[Dataset items]
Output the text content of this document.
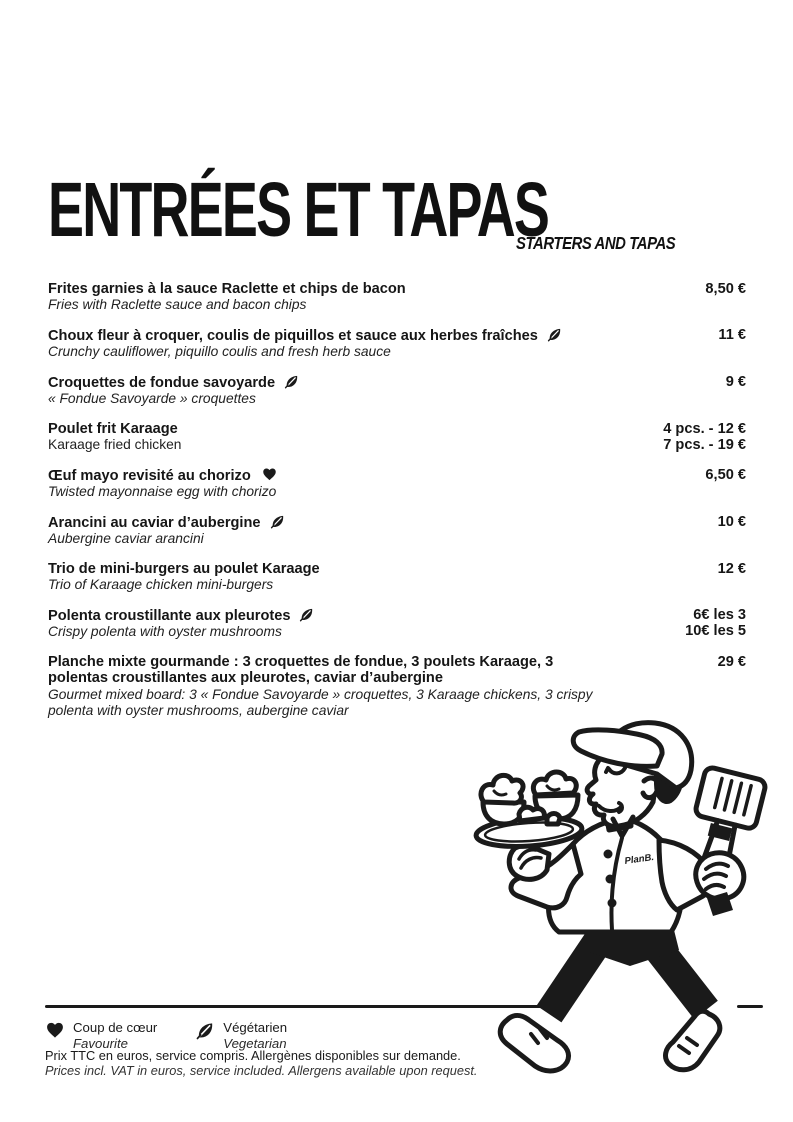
ENTRÉES ET TAPAS
STARTERS AND TAPAS
Frites garnies à la sauce Raclette et chips de bacon
Fries with Raclette sauce and bacon chips
8,50 €
Choux fleur à croquer, coulis de piquillos et sauce aux herbes fraîches
Crunchy cauliflower, piquillo coulis and fresh herb sauce
11 €
Croquettes de fondue savoyarde
« Fondue Savoyarde » croquettes
9 €
Poulet frit Karaage
Karaage fried chicken
4 pcs. - 12 €
7 pcs. - 19 €
Œuf mayo revisité au chorizo
Twisted mayonnaise egg with chorizo
6,50 €
Arancini au caviar d’aubergine
Aubergine caviar arancini
10 €
Trio de mini-burgers au poulet Karaage
Trio of Karaage chicken mini-burgers
12 €
Polenta croustillante aux pleurotes
Crispy polenta with oyster mushrooms
6€ les 3
10€ les 5
Planche mixte gourmande : 3 croquettes de fondue, 3 poulets Karaage, 3 polentas croustillantes aux pleurotes, caviar d’aubergine
Gourmet mixed board: 3 « Fondue Savoyarde » croquettes, 3 Karaage chickens, 3 crispy polenta with oyster mushrooms, aubergine caviar
29 €
PlanB.
Coup de cœur
Favourite
Végétarien
Vegetarian
Prix TTC en euros, service compris. Allergènes disponibles sur demande.
Prices incl. VAT in euros, service included. Allergens available upon request.
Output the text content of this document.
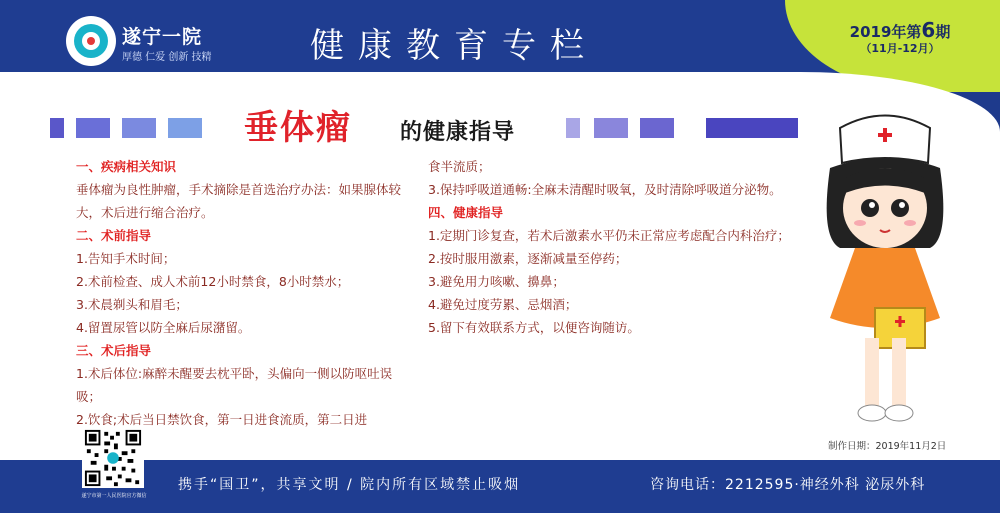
遂宁一院
厚德 仁爱 创新 技精	健康教育专栏	2019年第6期
（11月-12月）
垂体瘤 的健康指导
一、疾病相关知识
垂体瘤为良性肿瘤，手术摘除是首选治疗办法：如果腺体较大，术后进行缩合治疗。
二、术前指导
1.告知手术时间；
2.术前检查、成人术前12小时禁食，8小时禁水；
3.术晨剃头和眉毛；
4.留置尿管以防全麻后尿潴留。
三、术后指导
1.术后体位:麻醉未醒要去枕平卧，头偏向一侧以防呕吐误吸；
2.饮食;术后当日禁饮食，第一日进食流质，第二日进
食半流质；
3.保持呼吸道通畅:全麻未清醒时吸氧，及时清除呼吸道分泌物。
四、健康指导
1.定期门诊复查，若术后激素水平仍未正常应考虑配合内科治疗；
2.按时服用激素，逐渐减量至停药；
3.避免用力咳嗽、擤鼻；
4.避免过度劳累、忌烟酒；
5.留下有效联系方式，以便咨询随访。
制作日期：2019年11月2日
遂宁市第一人民医院官方微信
携手“国卫”，共享文明 / 院内所有区域禁止吸烟	咨询电话：2212595·神经外科 泌尿外科
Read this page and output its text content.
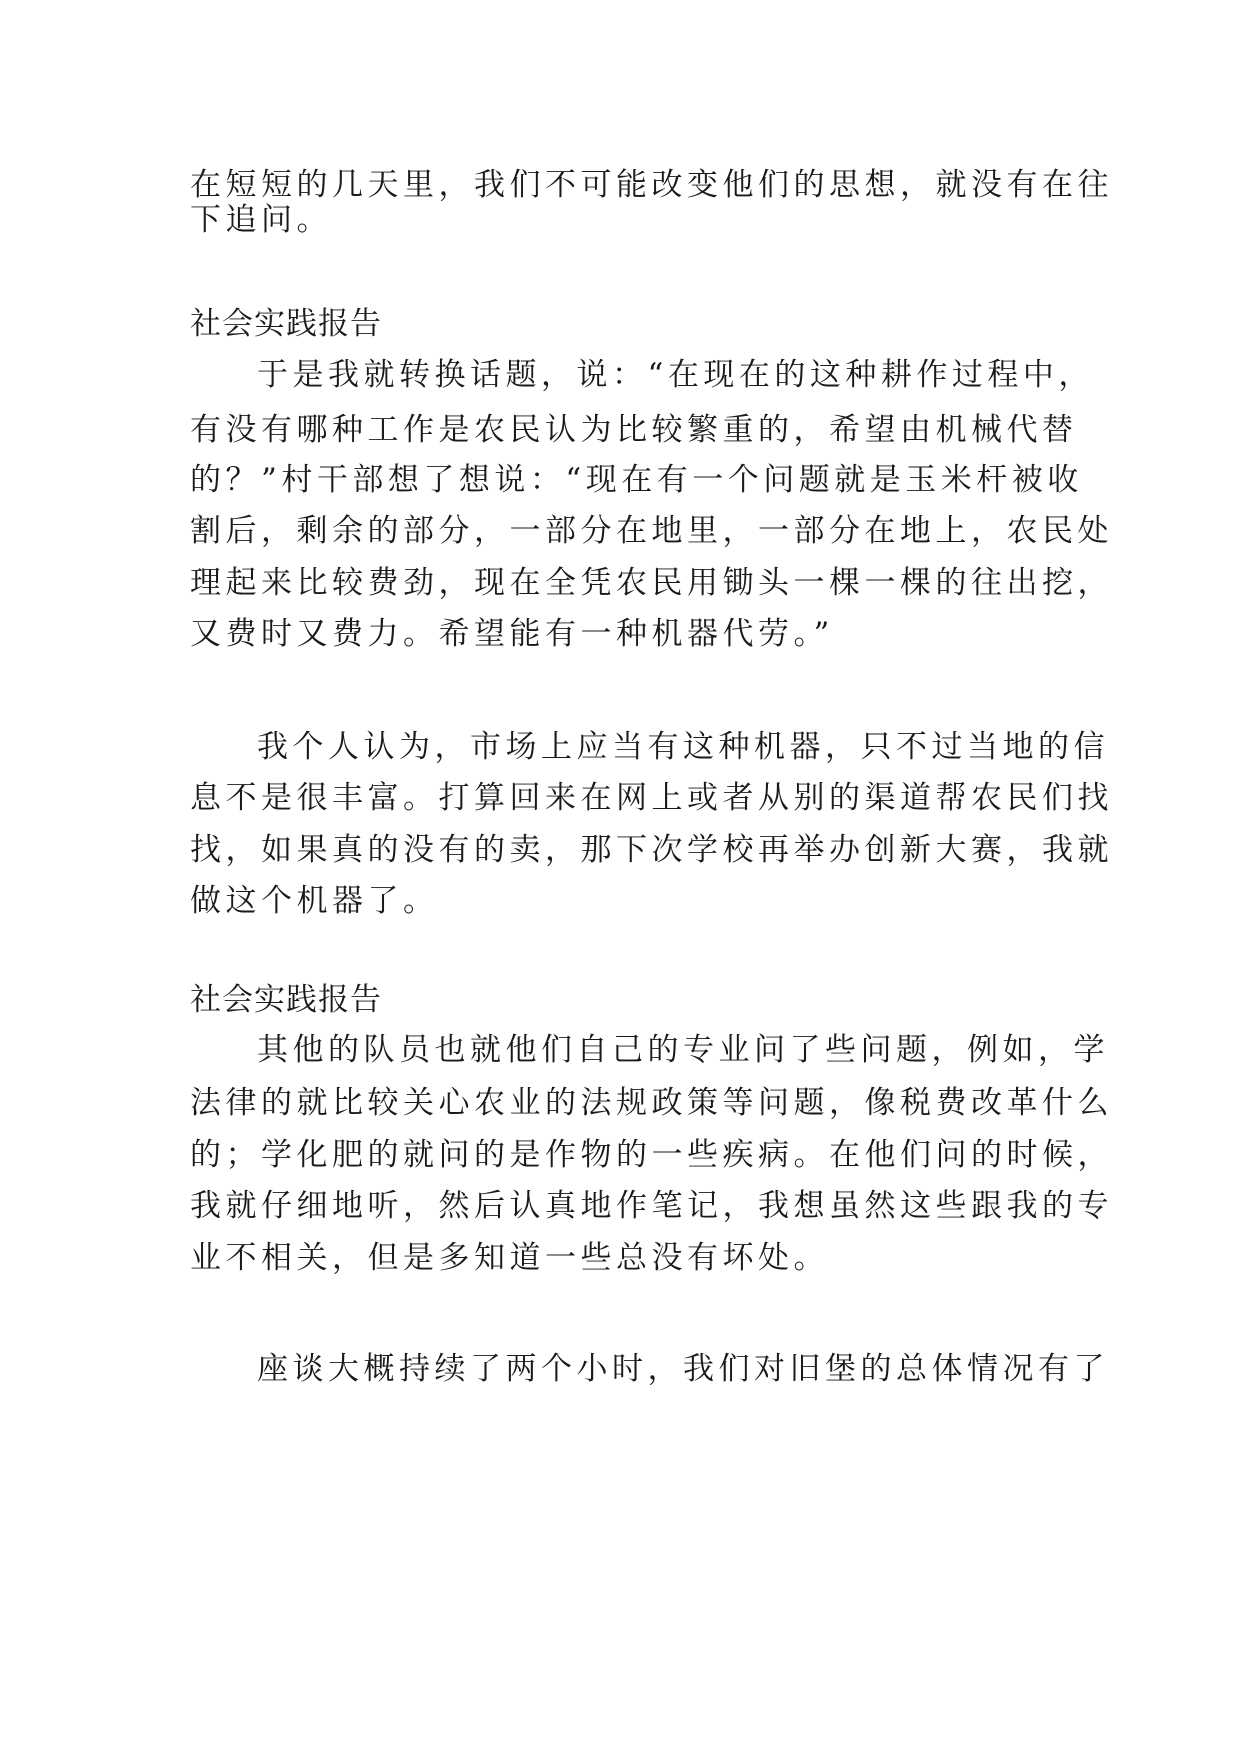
在短短的几天里，我们不可能改变他们的思想，就没有在往
下追问。
社会实践报告
于是我就转换话题，说：“在现在的这种耕作过程中，
有没有哪种工作是农民认为比较繁重的，希望由机械代替
的？”村干部想了想说：“现在有一个问题就是玉米杆被收
割后，剩余的部分，一部分在地里，一部分在地上，农民处
理起来比较费劲，现在全凭农民用锄头一棵一棵的往出挖，
又费时又费力。希望能有一种机器代劳。”
我个人认为，市场上应当有这种机器，只不过当地的信
息不是很丰富。打算回来在网上或者从别的渠道帮农民们找
找，如果真的没有的卖，那下次学校再举办创新大赛，我就
做这个机器了。
社会实践报告
其他的队员也就他们自己的专业问了些问题，例如，学
法律的就比较关心农业的法规政策等问题，像税费改革什么
的；学化肥的就问的是作物的一些疾病。在他们问的时候，
我就仔细地听，然后认真地作笔记，我想虽然这些跟我的专
业不相关，但是多知道一些总没有坏处。
座谈大概持续了两个小时，我们对旧堡的总体情况有了
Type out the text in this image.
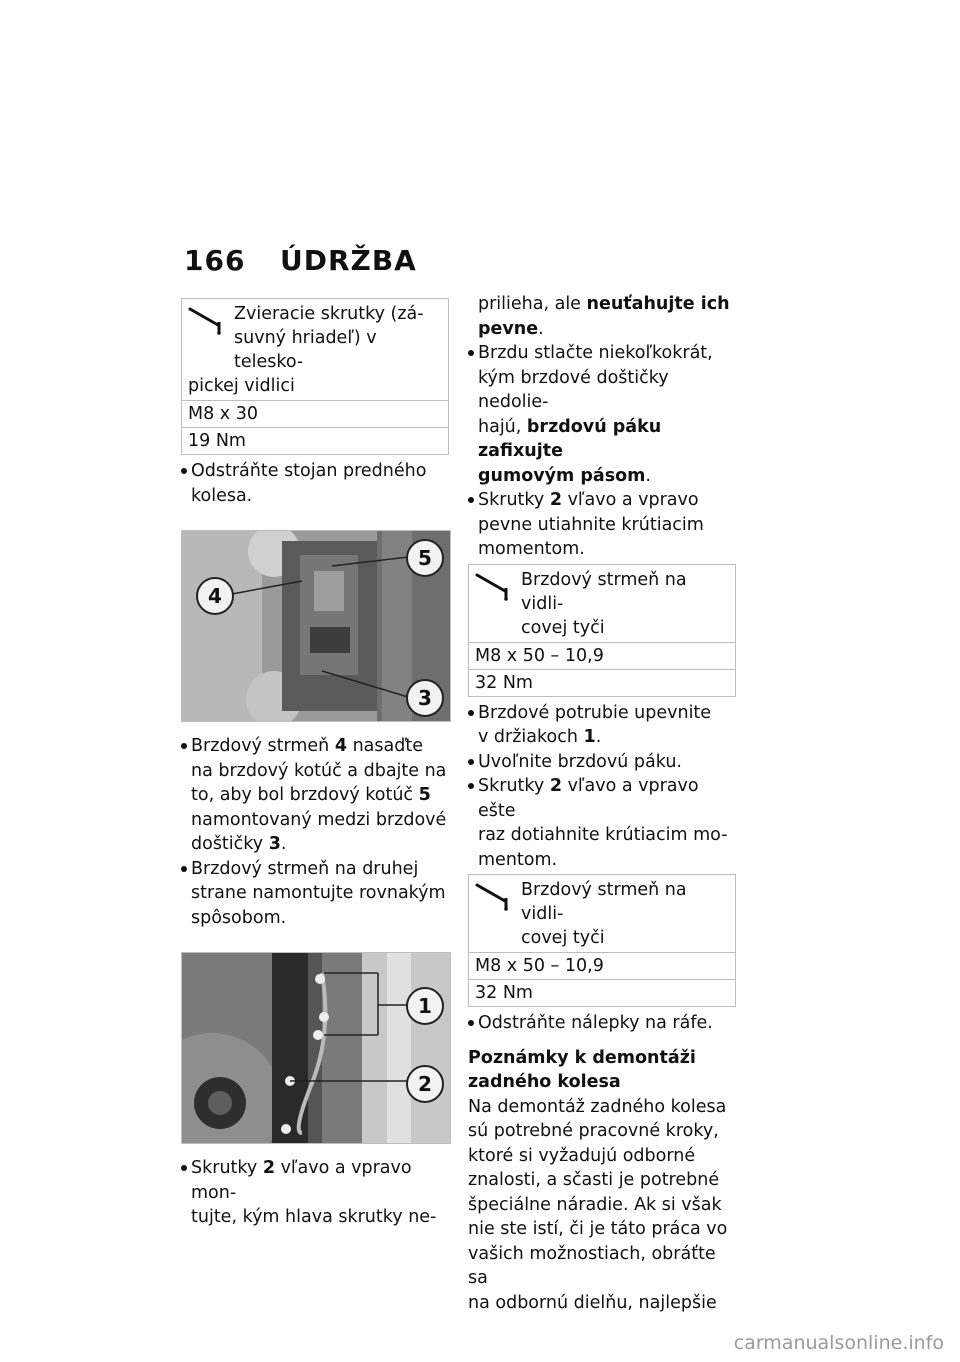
166 ÚDRŽBA
Zvieracie skrutky (zá-
suvný hriadeľ) v telesko-
pickej vidlici
M8 x 30
19 Nm
Odstráňte stojan predného
kolesa.
4
5
3
Brzdový strmeň 4 nasaďte
na brzdový kotúč a dbajte na
to, aby bol brzdový kotúč 5
namontovaný medzi brzdové
doštičky 3.
Brzdový strmeň na druhej
strane namontujte rovnakým
spôsobom.
1
2
Skrutky 2 vľavo a vpravo mon-
tujte, kým hlava skrutky ne-
prilieha, ale neuťahujte ich
pevne.
Brzdu stlačte niekoľkokrát,
kým brzdové doštičky nedolie-
hajú, brzdovú páku zafixujte
gumovým pásom.
Skrutky 2 vľavo a vpravo
pevne utiahnite krútiacim
momentom.
Brzdový strmeň na vidli-
covej tyči
M8 x 50 – 10,9
32 Nm
Brzdové potrubie upevnite
v držiakoch 1.
Uvoľnite brzdovú páku.
Skrutky 2 vľavo a vpravo ešte
raz dotiahnite krútiacim mo-
mentom.
Brzdový strmeň na vidli-
covej tyči
M8 x 50 – 10,9
32 Nm
Odstráňte nálepky na ráfe.
Poznámky k demontáži
zadného kolesa

Na demontáž zadného kolesa
sú potrebné pracovné kroky,
ktoré si vyžadujú odborné
znalosti, a sčasti je potrebné
špeciálne náradie. Ak si však
nie ste istí, či je táto práca vo
vašich možnostiach, obráťte sa
na odbornú dielňu, najlepšie

carmanualsonline.info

### Your goal
Wherever the string "TAPAS" appears in the entries above, list that line.

### Written solution
ENTRÉES ET TAPAS
STARTERS AND TAPAS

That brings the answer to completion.